**SHORT EXERCISE:**
Take each line that has the word "means" and return it.

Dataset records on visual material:
┌────────

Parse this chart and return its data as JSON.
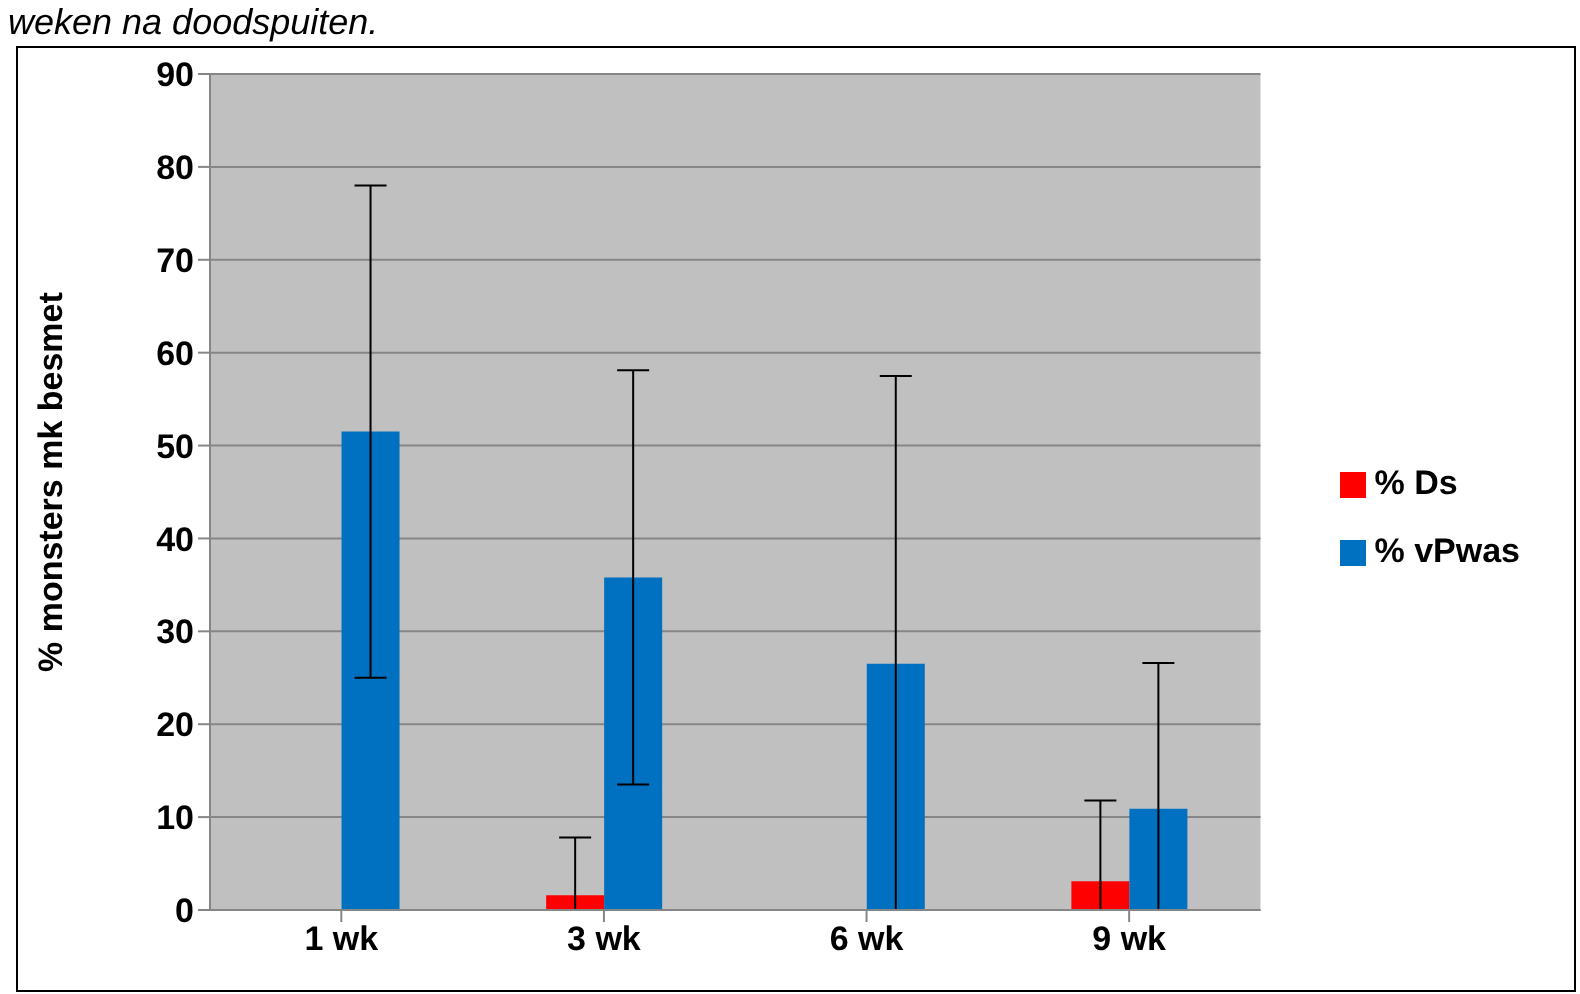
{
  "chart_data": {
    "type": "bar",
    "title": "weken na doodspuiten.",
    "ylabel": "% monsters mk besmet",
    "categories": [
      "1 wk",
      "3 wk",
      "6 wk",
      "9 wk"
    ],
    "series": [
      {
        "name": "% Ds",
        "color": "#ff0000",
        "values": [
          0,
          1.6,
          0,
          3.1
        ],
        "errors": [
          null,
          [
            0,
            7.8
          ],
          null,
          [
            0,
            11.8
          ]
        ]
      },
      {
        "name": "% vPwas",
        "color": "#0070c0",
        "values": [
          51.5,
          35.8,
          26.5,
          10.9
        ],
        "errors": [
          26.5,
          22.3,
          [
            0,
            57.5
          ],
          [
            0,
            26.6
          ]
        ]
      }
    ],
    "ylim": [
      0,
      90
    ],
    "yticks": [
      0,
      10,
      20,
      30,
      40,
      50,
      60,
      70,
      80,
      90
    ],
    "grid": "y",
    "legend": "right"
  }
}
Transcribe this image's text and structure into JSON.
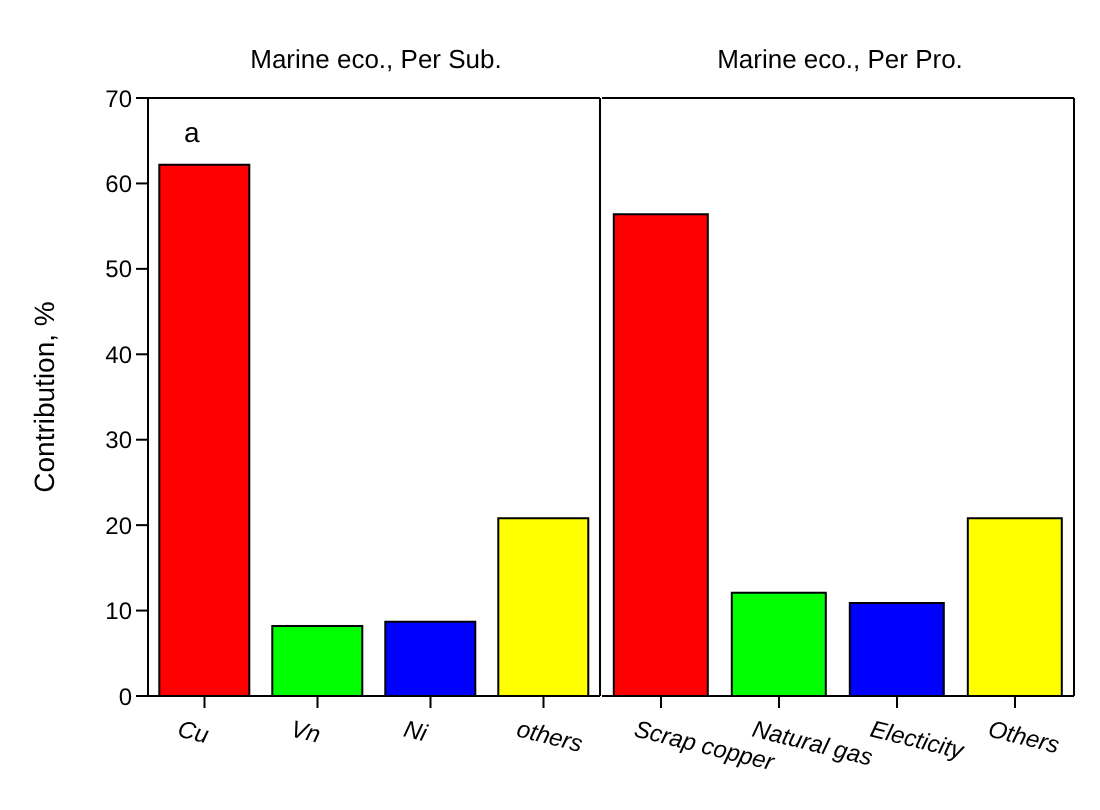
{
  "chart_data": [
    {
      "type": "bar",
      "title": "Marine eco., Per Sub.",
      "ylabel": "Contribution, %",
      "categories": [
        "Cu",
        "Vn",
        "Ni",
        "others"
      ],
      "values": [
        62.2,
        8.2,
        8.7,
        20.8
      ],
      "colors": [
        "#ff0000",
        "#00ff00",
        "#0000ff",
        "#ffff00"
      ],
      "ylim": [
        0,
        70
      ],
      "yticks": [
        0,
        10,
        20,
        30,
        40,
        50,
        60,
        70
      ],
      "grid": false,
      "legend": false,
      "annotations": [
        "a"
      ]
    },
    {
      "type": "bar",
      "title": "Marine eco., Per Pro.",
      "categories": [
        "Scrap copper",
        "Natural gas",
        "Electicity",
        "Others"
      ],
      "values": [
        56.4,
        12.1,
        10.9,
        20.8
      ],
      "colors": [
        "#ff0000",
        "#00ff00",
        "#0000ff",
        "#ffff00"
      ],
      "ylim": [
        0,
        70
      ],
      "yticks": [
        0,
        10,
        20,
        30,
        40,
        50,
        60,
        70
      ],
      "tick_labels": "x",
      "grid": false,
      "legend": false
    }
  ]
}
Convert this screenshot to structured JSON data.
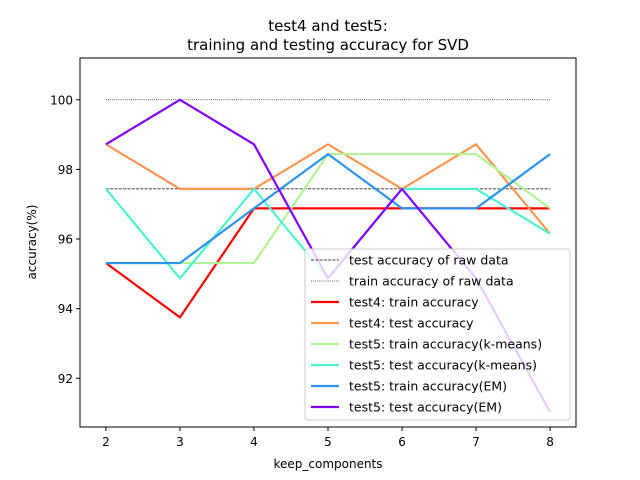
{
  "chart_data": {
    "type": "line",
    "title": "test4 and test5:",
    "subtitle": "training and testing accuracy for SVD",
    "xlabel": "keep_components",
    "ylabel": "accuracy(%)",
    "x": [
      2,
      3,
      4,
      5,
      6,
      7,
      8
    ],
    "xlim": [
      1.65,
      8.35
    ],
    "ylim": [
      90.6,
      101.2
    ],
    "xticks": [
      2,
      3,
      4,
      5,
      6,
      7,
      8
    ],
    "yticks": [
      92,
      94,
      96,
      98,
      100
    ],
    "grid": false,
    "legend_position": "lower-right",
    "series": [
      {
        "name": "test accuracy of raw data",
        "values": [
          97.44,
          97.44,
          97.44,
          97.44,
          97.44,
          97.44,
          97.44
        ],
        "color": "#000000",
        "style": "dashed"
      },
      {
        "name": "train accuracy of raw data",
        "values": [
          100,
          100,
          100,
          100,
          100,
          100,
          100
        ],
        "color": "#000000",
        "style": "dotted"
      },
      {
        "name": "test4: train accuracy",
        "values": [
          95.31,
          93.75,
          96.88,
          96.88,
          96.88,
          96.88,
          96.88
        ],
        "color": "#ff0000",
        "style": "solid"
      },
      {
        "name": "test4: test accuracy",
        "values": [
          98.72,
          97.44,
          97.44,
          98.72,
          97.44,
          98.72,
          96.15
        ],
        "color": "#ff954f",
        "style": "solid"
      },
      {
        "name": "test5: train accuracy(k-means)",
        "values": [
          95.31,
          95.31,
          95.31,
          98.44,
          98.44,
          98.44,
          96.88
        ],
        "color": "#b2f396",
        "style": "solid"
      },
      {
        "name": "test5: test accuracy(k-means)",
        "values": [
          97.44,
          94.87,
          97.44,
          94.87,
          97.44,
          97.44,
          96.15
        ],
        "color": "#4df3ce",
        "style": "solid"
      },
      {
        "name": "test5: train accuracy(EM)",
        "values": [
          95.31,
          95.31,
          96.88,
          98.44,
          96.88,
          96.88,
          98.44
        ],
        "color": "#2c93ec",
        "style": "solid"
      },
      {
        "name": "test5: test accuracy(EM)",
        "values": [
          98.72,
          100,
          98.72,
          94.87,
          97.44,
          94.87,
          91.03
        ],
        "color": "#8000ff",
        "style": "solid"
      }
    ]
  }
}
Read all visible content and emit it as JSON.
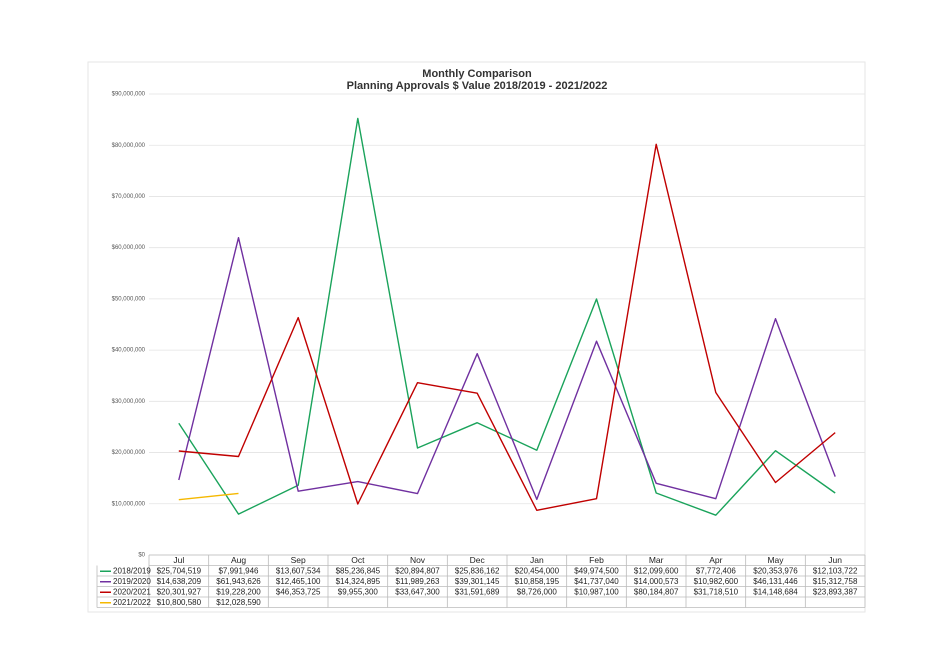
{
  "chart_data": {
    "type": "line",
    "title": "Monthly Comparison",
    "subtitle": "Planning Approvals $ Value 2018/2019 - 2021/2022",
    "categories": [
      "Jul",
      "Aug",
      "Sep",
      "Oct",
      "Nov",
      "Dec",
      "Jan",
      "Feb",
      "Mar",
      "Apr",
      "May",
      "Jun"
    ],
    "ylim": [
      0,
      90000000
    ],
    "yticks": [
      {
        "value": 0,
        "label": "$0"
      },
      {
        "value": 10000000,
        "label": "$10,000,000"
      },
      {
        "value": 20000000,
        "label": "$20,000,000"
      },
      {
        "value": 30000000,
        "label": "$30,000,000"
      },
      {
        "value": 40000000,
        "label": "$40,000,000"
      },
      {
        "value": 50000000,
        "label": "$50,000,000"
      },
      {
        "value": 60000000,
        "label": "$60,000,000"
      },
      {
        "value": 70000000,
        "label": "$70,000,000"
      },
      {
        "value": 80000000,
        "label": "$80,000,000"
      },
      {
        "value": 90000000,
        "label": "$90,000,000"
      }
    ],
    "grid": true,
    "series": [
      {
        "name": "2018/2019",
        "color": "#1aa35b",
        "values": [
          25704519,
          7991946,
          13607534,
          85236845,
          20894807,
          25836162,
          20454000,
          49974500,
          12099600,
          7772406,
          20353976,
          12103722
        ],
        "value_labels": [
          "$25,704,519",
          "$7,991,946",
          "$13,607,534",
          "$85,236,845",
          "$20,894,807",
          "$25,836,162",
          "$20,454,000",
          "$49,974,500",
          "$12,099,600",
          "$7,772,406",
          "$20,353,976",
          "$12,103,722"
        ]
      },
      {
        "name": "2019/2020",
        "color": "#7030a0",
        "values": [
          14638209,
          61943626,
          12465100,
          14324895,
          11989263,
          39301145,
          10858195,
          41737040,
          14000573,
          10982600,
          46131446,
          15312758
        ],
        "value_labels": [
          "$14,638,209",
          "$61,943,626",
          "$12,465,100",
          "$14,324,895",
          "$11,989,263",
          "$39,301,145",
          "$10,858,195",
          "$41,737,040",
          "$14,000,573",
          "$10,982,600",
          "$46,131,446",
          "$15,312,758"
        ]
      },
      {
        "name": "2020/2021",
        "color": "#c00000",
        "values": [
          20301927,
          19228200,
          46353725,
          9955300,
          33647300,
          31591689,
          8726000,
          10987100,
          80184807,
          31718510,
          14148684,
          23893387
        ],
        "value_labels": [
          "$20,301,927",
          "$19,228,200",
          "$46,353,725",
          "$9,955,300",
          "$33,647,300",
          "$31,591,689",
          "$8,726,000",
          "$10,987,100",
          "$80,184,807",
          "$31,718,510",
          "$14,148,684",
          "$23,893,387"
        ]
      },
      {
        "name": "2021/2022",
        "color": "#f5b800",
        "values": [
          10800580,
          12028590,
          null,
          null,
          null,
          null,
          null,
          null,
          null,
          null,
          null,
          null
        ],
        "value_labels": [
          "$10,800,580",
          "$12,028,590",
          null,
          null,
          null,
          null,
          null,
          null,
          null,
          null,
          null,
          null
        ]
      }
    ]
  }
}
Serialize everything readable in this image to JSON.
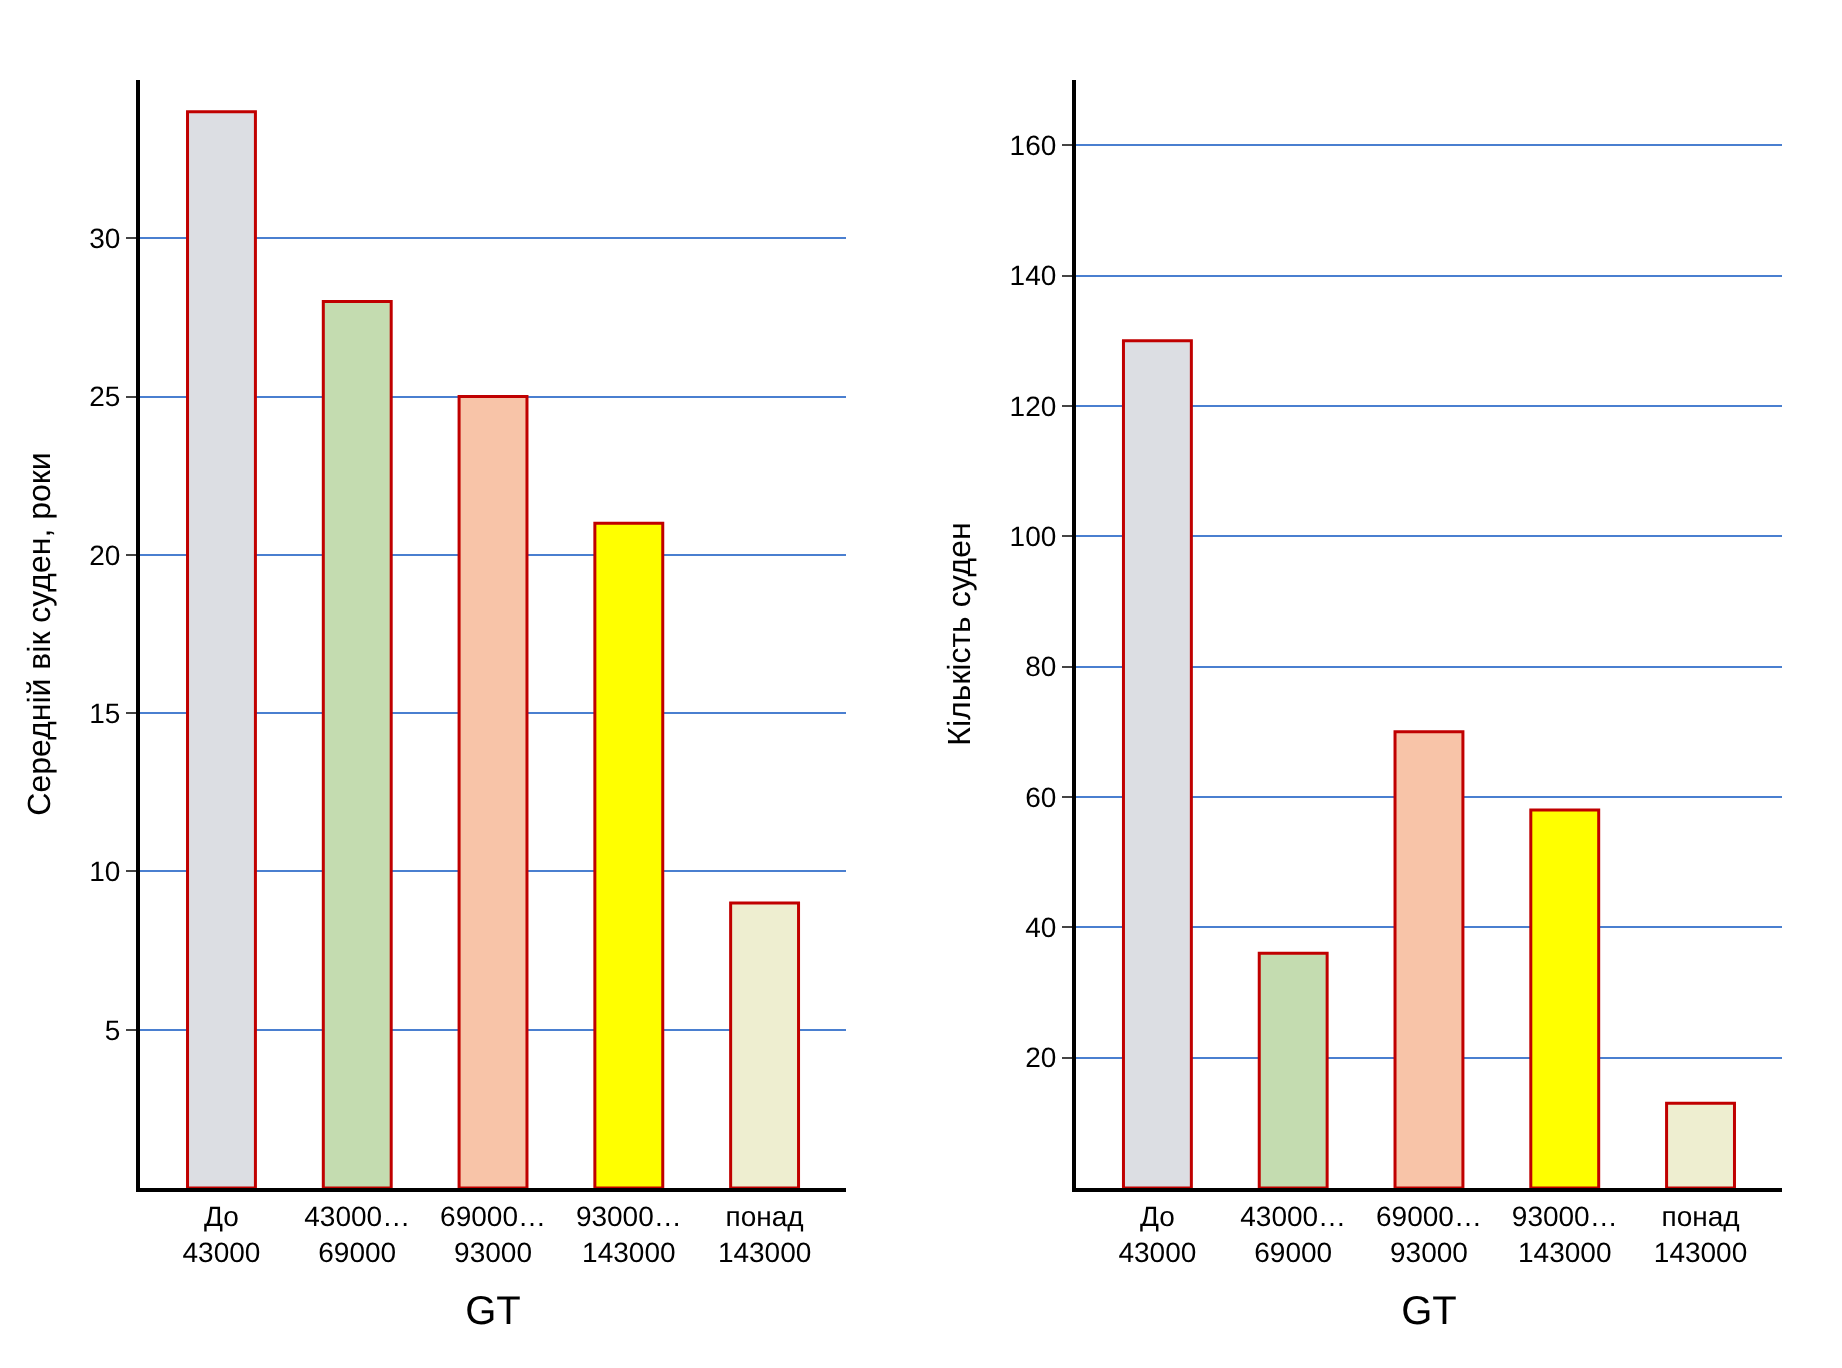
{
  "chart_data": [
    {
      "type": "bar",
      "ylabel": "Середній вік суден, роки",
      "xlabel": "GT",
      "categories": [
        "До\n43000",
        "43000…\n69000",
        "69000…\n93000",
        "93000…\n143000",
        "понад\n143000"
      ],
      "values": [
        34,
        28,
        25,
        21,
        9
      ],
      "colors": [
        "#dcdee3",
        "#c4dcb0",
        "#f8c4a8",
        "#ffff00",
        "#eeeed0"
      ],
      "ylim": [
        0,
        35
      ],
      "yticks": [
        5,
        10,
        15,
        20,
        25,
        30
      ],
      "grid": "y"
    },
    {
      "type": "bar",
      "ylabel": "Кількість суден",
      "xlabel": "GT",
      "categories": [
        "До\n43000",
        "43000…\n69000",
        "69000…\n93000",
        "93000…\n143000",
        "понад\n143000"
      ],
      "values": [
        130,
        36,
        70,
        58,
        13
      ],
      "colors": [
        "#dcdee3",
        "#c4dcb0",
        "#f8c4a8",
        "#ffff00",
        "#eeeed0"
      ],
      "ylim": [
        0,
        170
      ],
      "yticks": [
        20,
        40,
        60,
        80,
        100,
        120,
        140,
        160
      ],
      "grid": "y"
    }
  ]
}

└────────

**REPLY TO THE TASK:**
        "name": "test5: train accuracy(k-means)",
        "name": "test5: test accuracy(k-means)",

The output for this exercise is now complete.